%%
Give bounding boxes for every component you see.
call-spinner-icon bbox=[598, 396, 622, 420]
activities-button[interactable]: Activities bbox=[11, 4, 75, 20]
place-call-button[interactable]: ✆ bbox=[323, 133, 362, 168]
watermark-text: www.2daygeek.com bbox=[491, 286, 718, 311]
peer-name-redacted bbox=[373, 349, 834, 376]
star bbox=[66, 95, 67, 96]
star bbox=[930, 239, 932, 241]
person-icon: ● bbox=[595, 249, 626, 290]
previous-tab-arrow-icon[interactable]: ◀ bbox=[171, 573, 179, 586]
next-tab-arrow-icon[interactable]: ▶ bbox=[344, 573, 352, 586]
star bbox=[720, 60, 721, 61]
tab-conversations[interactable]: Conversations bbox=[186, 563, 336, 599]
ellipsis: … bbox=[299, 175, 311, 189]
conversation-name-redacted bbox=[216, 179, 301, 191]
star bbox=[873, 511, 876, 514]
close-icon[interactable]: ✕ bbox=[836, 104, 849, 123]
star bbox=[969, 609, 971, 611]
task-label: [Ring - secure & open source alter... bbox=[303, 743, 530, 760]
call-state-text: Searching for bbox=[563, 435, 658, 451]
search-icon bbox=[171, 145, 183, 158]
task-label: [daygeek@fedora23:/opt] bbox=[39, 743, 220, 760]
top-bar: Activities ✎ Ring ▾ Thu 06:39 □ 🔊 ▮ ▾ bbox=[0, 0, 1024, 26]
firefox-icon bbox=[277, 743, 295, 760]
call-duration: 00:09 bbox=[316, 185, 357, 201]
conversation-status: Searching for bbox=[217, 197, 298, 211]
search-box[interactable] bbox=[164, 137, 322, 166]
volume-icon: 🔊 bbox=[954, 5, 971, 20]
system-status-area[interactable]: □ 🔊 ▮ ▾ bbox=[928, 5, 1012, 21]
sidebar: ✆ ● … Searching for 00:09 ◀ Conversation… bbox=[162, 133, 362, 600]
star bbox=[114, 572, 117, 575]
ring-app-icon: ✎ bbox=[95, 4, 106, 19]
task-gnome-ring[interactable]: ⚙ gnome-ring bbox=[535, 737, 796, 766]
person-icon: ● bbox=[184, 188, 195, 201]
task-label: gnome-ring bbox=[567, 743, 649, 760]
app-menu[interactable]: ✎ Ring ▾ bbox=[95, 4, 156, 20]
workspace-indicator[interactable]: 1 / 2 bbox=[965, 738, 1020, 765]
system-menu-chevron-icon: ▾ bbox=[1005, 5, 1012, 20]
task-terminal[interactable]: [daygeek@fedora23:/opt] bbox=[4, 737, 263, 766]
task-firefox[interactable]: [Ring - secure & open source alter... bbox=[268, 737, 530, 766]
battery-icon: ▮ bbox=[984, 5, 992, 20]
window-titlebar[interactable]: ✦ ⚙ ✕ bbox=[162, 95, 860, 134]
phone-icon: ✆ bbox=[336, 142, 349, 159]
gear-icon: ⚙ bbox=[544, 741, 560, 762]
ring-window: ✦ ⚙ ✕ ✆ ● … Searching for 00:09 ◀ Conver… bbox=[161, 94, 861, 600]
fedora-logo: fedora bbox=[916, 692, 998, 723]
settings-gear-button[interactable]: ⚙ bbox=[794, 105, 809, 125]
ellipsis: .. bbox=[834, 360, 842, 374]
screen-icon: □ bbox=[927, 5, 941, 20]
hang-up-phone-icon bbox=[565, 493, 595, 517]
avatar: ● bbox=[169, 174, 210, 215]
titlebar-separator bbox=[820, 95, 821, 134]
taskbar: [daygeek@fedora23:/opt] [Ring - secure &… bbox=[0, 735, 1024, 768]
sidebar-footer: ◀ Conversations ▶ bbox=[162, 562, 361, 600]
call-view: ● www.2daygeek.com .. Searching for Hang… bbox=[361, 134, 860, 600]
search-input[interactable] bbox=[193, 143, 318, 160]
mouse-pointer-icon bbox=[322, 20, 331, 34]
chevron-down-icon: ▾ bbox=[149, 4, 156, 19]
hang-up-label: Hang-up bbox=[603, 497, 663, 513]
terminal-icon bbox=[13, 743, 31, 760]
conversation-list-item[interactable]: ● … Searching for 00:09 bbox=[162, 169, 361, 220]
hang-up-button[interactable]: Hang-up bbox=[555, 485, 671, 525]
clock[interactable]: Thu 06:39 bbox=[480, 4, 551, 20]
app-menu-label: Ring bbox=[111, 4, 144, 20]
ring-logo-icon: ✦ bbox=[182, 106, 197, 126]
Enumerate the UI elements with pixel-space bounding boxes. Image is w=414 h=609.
%%
%%
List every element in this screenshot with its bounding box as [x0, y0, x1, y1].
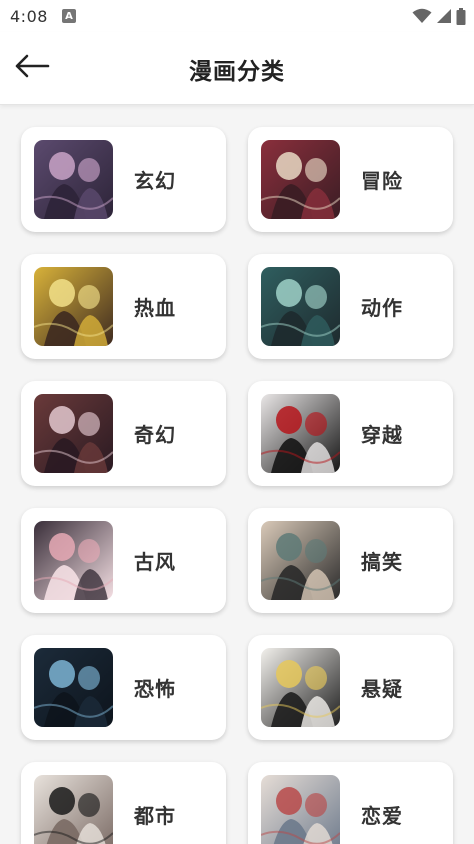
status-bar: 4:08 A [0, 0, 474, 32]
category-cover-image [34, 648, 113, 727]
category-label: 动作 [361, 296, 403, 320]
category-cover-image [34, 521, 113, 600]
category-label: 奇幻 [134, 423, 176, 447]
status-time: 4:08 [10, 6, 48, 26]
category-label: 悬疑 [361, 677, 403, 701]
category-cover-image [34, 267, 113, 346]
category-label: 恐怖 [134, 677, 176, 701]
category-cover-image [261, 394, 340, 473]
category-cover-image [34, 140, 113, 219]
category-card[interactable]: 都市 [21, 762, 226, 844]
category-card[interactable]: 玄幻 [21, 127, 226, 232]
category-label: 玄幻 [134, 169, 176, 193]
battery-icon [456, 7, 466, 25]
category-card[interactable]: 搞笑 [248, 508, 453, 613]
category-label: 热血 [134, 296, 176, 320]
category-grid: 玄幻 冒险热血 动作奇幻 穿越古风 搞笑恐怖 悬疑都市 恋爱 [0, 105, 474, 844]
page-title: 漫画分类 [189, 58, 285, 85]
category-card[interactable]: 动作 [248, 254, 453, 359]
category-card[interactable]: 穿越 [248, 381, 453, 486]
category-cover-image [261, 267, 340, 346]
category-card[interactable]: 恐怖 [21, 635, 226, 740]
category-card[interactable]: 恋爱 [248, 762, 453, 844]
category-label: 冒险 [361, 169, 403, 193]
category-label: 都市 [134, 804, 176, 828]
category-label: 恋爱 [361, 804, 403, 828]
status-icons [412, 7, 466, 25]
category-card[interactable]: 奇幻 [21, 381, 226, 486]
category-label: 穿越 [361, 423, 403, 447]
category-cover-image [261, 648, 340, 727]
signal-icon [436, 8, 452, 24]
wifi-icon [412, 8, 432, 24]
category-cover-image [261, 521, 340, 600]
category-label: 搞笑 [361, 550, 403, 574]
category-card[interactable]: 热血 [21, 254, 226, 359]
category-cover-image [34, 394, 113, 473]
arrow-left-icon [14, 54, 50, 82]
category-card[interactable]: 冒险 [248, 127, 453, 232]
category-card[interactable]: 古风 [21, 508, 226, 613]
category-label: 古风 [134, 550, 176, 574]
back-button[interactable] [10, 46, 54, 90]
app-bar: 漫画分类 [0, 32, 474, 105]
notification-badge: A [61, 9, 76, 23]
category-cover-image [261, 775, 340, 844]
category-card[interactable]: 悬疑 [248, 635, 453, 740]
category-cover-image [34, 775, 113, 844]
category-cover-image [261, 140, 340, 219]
%%
_문제_
위 항목에서 문구 "status-bar: 4:08 A [0, 0, 474, 32]" 포함 줄부터 문구 "category-label: 恐怖 [134, 677, 176, 701]" 포함 줄까지(양 끝 포함) "번호"와 "내용" 두 열의 마크다운 표로 정리하세요. 빈 줄은 넣지 마세요.

_문제 풀이_
| 번호 | 내용 |
|---|---|
| 1 | status-bar: 4:08 A [0, 0, 474, 32] |
| 2 | category-cover-image [34, 648, 113, 727] |
| 3 | category-label: 动作 [361, 296, 403, 320] |
| 4 | category-cover-image [34, 521, 113, 600] |
| 5 | category-label: 奇幻 [134, 423, 176, 447] |
| 6 | status-time: 4:08 [10, 6, 48, 26] |
| 7 | category-label: 悬疑 [361, 677, 403, 701] |
| 8 | category-cover-image [34, 267, 113, 346] |
| 9 | category-label: 恐怖 [134, 677, 176, 701] |